Task description. Find every line below that contains the word "text" and copy each one.

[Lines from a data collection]
>> BEGIN

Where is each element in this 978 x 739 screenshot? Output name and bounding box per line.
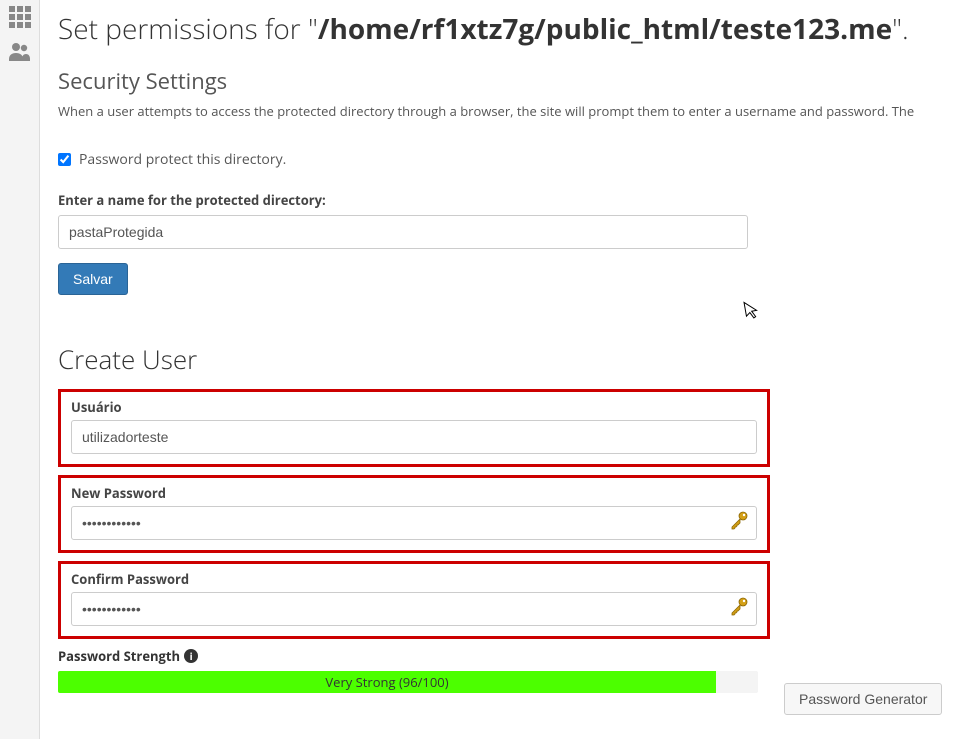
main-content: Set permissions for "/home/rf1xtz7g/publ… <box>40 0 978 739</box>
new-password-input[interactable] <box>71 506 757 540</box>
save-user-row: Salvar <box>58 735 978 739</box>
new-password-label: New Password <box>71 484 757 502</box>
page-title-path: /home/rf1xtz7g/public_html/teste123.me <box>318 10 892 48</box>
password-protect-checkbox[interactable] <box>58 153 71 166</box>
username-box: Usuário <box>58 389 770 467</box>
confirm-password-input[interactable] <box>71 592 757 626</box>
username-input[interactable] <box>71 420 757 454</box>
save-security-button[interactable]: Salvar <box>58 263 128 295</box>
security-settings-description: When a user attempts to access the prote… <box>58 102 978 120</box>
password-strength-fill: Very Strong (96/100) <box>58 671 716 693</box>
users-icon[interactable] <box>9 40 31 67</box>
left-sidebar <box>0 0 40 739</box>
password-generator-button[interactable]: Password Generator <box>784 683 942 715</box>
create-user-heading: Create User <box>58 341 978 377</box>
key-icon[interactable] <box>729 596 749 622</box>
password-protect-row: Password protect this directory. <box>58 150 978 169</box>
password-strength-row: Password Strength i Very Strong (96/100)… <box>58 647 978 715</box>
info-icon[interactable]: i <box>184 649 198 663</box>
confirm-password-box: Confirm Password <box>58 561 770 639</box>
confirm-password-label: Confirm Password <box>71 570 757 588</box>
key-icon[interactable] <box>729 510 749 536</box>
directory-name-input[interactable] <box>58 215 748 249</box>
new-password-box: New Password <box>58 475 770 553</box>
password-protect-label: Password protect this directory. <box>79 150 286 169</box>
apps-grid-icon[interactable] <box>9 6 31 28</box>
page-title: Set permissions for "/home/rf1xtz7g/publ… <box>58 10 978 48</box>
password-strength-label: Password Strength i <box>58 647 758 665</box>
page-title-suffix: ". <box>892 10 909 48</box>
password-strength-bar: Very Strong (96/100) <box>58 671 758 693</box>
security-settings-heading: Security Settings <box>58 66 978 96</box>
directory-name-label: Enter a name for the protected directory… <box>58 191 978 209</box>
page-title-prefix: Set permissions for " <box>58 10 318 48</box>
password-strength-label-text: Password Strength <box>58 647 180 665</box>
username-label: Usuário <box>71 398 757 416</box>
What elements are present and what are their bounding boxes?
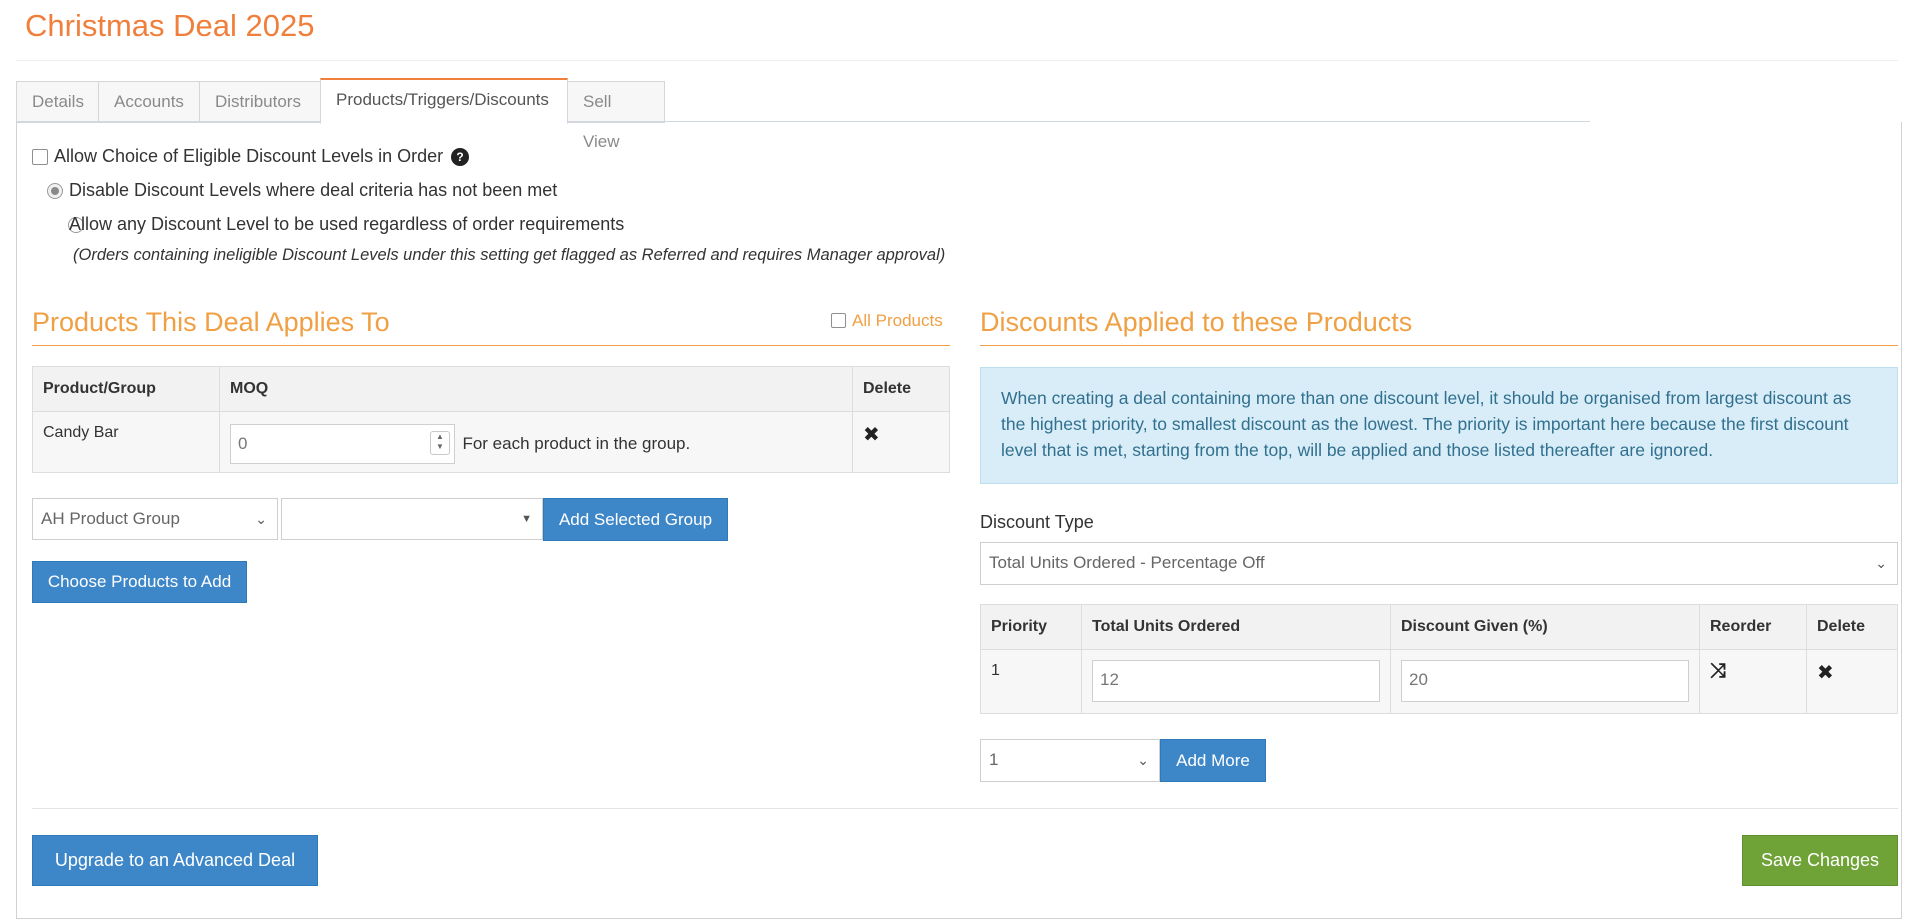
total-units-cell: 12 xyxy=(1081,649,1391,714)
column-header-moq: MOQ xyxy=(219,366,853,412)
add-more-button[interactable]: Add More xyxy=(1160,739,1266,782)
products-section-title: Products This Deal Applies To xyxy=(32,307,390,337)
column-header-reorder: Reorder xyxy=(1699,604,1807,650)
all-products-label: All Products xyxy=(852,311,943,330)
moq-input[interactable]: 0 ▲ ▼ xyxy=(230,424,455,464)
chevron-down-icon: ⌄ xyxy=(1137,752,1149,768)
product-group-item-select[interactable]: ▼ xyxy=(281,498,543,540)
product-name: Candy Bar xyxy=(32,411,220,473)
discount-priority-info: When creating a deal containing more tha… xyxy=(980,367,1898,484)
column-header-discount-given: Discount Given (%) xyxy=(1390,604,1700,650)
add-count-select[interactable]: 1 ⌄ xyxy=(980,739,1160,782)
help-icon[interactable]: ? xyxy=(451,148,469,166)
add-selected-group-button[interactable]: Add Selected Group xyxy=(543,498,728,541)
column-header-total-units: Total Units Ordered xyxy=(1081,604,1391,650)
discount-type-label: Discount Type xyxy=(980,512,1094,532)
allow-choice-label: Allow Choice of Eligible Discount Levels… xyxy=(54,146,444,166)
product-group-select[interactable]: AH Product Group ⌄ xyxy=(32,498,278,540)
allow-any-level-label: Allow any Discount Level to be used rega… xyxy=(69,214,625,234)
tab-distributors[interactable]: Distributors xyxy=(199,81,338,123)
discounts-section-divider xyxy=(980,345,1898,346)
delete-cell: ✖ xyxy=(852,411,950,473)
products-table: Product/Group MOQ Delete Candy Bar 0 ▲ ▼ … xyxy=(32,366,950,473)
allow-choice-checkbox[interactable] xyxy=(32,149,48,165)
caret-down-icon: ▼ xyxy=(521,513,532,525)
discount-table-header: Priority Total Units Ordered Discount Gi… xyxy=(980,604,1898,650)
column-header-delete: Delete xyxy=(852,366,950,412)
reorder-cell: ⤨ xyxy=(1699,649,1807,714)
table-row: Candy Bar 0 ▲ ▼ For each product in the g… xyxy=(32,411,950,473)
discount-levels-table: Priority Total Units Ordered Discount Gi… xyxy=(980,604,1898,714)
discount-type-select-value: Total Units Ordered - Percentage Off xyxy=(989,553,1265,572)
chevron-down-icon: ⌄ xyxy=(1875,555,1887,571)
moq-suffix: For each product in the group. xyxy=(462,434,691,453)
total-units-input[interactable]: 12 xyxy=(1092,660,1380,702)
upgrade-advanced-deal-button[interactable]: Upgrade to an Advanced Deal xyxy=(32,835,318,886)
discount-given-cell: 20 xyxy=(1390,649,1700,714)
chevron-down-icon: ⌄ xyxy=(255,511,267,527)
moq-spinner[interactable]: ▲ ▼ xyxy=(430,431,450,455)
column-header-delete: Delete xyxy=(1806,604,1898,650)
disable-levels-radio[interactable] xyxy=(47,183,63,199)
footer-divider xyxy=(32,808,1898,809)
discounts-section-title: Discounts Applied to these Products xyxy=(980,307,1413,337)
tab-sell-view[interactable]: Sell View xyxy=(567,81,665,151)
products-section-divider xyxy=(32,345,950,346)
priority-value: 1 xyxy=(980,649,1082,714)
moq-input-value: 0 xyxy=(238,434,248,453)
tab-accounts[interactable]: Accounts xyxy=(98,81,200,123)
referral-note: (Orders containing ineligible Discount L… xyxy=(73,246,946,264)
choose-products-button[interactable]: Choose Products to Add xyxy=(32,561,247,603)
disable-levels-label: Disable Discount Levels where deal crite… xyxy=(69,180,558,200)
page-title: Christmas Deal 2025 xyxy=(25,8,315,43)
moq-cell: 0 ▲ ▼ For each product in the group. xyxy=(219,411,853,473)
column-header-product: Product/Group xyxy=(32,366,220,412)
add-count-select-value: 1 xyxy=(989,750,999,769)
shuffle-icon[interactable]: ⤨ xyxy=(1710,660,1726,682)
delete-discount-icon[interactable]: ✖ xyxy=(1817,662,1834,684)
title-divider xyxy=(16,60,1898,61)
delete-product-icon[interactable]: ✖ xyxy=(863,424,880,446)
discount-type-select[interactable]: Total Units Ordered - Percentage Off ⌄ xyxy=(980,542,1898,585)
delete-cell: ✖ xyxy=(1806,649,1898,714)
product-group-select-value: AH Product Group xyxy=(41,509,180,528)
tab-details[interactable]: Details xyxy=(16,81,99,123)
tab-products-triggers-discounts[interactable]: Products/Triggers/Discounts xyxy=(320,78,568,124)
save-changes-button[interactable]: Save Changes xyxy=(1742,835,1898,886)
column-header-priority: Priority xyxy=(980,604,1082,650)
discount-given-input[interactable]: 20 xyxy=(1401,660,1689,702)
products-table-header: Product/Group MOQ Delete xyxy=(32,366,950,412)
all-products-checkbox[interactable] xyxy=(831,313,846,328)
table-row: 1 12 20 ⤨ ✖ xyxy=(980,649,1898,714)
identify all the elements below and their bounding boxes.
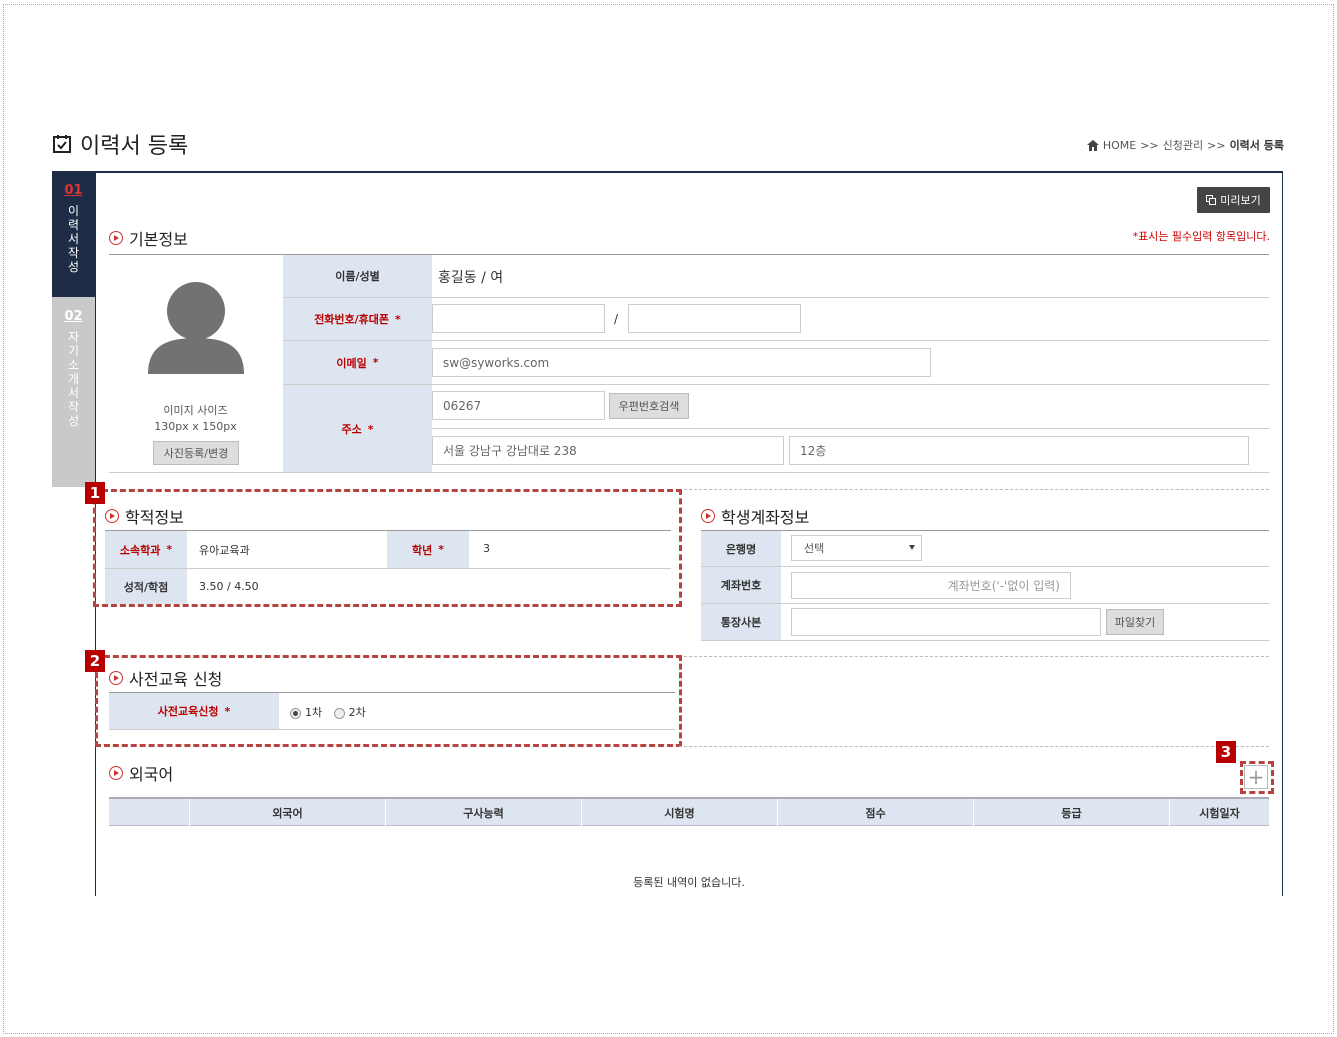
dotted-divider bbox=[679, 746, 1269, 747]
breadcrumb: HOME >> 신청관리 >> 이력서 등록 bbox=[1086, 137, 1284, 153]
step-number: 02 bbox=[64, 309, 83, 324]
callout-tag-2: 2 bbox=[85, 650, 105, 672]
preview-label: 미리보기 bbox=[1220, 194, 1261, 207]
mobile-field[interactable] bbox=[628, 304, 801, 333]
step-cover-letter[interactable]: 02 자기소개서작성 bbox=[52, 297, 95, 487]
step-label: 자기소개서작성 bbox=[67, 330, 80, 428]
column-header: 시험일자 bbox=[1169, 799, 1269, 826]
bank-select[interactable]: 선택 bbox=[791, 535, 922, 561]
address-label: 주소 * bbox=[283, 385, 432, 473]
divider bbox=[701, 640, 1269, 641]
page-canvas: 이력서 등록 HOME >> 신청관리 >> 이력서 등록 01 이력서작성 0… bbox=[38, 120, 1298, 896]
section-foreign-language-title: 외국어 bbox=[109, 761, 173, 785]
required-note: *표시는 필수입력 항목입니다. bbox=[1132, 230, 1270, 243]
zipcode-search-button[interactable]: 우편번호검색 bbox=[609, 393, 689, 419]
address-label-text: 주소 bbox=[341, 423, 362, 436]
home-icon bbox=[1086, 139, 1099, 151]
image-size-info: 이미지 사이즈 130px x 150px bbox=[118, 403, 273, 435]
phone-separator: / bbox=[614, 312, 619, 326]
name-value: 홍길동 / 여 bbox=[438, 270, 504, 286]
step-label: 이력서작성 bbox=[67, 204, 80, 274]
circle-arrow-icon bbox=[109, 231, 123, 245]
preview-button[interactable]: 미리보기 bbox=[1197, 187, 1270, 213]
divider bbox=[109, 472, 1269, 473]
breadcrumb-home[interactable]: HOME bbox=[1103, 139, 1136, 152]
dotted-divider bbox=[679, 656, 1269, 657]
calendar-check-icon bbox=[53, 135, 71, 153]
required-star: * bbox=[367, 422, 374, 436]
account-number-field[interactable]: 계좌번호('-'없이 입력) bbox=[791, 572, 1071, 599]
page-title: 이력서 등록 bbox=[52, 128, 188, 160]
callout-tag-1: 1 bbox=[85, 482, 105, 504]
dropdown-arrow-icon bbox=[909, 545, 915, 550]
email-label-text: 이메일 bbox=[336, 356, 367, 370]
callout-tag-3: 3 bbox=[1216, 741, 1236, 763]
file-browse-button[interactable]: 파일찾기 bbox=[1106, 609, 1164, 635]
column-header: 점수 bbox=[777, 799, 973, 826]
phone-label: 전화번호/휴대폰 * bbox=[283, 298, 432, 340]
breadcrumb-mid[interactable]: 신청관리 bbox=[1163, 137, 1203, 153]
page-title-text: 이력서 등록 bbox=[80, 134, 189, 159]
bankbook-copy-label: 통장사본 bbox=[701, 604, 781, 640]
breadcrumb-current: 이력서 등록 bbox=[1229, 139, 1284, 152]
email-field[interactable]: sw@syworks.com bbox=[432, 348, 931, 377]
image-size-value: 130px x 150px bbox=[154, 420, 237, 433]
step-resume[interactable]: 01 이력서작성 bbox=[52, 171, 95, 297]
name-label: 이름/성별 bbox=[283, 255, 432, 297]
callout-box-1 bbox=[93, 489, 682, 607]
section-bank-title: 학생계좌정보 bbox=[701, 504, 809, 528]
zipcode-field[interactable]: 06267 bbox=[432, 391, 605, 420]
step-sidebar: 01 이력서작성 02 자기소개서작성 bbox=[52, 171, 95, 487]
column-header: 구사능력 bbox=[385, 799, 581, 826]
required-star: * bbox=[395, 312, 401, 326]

>> END

Task result.
password-strength-label-text: Password Strength <box>58 647 180 665</box>
address-label-text: 주소 bbox=[341, 423, 362, 436]
email-label-text: 이메일 bbox=[336, 356, 367, 370]
page-title-text: 이력서 등록 bbox=[80, 134, 189, 159]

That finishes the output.